= WHAT THE TASK REQUIRES =
Your task is to give the data again, exactly, with every line intact.

--- start EXTRACTED RECORDS ---

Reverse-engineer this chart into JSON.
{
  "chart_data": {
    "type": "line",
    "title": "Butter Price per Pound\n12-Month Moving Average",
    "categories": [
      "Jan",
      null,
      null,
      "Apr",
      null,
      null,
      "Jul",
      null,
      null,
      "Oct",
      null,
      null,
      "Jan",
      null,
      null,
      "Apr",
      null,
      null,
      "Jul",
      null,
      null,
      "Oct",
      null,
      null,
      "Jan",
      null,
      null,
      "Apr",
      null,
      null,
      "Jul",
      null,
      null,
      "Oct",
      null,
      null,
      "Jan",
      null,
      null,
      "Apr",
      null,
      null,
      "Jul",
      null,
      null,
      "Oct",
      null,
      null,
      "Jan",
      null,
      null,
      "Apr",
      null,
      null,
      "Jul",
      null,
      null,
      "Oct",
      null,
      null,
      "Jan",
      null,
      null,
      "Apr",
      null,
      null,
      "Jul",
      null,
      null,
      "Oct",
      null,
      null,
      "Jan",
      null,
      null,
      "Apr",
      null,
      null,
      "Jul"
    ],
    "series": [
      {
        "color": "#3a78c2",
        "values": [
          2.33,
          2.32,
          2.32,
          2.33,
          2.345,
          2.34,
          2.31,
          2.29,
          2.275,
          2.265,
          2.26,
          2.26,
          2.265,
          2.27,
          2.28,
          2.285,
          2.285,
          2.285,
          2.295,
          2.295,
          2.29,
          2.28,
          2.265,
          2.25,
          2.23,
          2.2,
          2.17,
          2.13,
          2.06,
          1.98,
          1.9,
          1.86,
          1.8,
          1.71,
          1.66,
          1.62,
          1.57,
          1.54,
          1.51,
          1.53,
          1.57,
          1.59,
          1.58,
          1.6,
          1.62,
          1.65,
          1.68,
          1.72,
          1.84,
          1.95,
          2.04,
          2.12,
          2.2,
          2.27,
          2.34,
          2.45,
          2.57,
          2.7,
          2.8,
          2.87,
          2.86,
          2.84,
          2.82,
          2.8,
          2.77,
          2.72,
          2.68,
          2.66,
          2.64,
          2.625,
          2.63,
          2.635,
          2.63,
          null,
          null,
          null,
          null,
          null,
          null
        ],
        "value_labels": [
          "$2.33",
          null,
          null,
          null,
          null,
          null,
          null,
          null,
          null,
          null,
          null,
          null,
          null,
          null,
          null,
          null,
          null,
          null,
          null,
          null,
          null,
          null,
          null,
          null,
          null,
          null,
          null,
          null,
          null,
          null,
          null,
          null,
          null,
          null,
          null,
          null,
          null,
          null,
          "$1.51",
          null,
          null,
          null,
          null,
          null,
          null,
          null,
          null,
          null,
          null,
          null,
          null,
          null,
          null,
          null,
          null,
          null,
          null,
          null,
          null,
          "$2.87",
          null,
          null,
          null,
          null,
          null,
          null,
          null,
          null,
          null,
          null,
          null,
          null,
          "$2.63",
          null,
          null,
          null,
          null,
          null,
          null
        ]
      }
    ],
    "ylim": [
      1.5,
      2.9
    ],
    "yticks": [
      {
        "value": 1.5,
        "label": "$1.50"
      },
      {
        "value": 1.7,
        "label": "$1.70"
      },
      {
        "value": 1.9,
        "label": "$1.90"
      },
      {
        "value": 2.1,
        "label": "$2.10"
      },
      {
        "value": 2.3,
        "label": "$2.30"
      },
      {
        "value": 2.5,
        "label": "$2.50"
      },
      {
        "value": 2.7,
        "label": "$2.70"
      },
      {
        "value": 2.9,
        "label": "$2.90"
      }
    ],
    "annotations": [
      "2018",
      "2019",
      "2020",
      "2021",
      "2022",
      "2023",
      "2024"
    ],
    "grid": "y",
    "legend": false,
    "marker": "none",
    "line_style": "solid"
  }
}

--- end EXTRACTED RECORDS ---

= RESPONSE BELOW =
Reverse-engineer this chart into JSON.
{
  "chart_data": {
    "type": "line",
    "title": "Butter Price per Pound\n12-Month Moving Average",
    "categories": [
      "Jan",
      null,
      null,
      "Apr",
      null,
      null,
      "Jul",
      null,
      null,
      "Oct",
      null,
      null,
      "Jan",
      null,
      null,
      "Apr",
      null,
      null,
      "Jul",
      null,
      null,
      "Oct",
      null,
      null,
      "Jan",
      null,
      null,
      "Apr",
      null,
      null,
      "Jul",
      null,
      null,
      "Oct",
      null,
      null,
      "Jan",
      null,
      null,
      "Apr",
      null,
      null,
      "Jul",
      null,
      null,
      "Oct",
      null,
      null,
      "Jan",
      null,
      null,
      "Apr",
      null,
      null,
      "Jul",
      null,
      null,
      "Oct",
      null,
      null,
      "Jan",
      null,
      null,
      "Apr",
      null,
      null,
      "Jul",
      null,
      null,
      "Oct",
      null,
      null,
      "Jan",
      null,
      null,
      "Apr",
      null,
      null,
      "Jul"
    ],
    "series": [
      {
        "color": "#3a78c2",
        "values": [
          2.33,
          2.32,
          2.32,
          2.33,
          2.345,
          2.34,
          2.31,
          2.29,
          2.275,
          2.265,
          2.26,
          2.26,
          2.265,
          2.27,
          2.28,
          2.285,
          2.285,
          2.285,
          2.295,
          2.295,
          2.29,
          2.28,
          2.265,
          2.25,
          2.23,
          2.2,
          2.17,
          2.13,
          2.06,
          1.98,
          1.9,
          1.86,
          1.8,
          1.71,
          1.66,
          1.62,
          1.57,
          1.54,
          1.51,
          1.53,
          1.57,
          1.59,
          1.58,
          1.6,
          1.62,
          1.65,
          1.68,
          1.72,
          1.84,
          1.95,
          2.04,
          2.12,
          2.2,
          2.27,
          2.34,
          2.45,
          2.57,
          2.7,
          2.8,
          2.87,
          2.86,
          2.84,
          2.82,
          2.8,
          2.77,
          2.72,
          2.68,
          2.66,
          2.64,
          2.625,
          2.63,
          2.635,
          2.63,
          null,
          null,
          null,
          null,
          null,
          null
        ],
        "value_labels": [
          "$2.33",
          null,
          null,
          null,
          null,
          null,
          null,
          null,
          null,
          null,
          null,
          null,
          null,
          null,
          null,
          null,
          null,
          null,
          null,
          null,
          null,
          null,
          null,
          null,
          null,
          null,
          null,
          null,
          null,
          null,
          null,
          null,
          null,
          null,
          null,
          null,
          null,
          null,
          "$1.51",
          null,
          null,
          null,
          null,
          null,
          null,
          null,
          null,
          null,
          null,
          null,
          null,
          null,
          null,
          null,
          null,
          null,
          null,
          null,
          null,
          "$2.87",
          null,
          null,
          null,
          null,
          null,
          null,
          null,
          null,
          null,
          null,
          null,
          null,
          "$2.63",
          null,
          null,
          null,
          null,
          null,
          null
        ]
      }
    ],
    "ylim": [
      1.5,
      2.9
    ],
    "yticks": [
      {
        "value": 1.5,
        "label": "$1.50"
      },
      {
        "value": 1.7,
        "label": "$1.70"
      },
      {
        "value": 1.9,
        "label": "$1.90"
      },
      {
        "value": 2.1,
        "label": "$2.10"
      },
      {
        "value": 2.3,
        "label": "$2.30"
      },
      {
        "value": 2.5,
        "label": "$2.50"
      },
      {
        "value": 2.7,
        "label": "$2.70"
      },
      {
        "value": 2.9,
        "label": "$2.90"
      }
    ],
    "annotations": [
      "2018",
      "2019",
      "2020",
      "2021",
      "2022",
      "2023",
      "2024"
    ],
    "grid": "y",
    "legend": false,
    "marker": "none",
    "line_style": "solid"
  }
}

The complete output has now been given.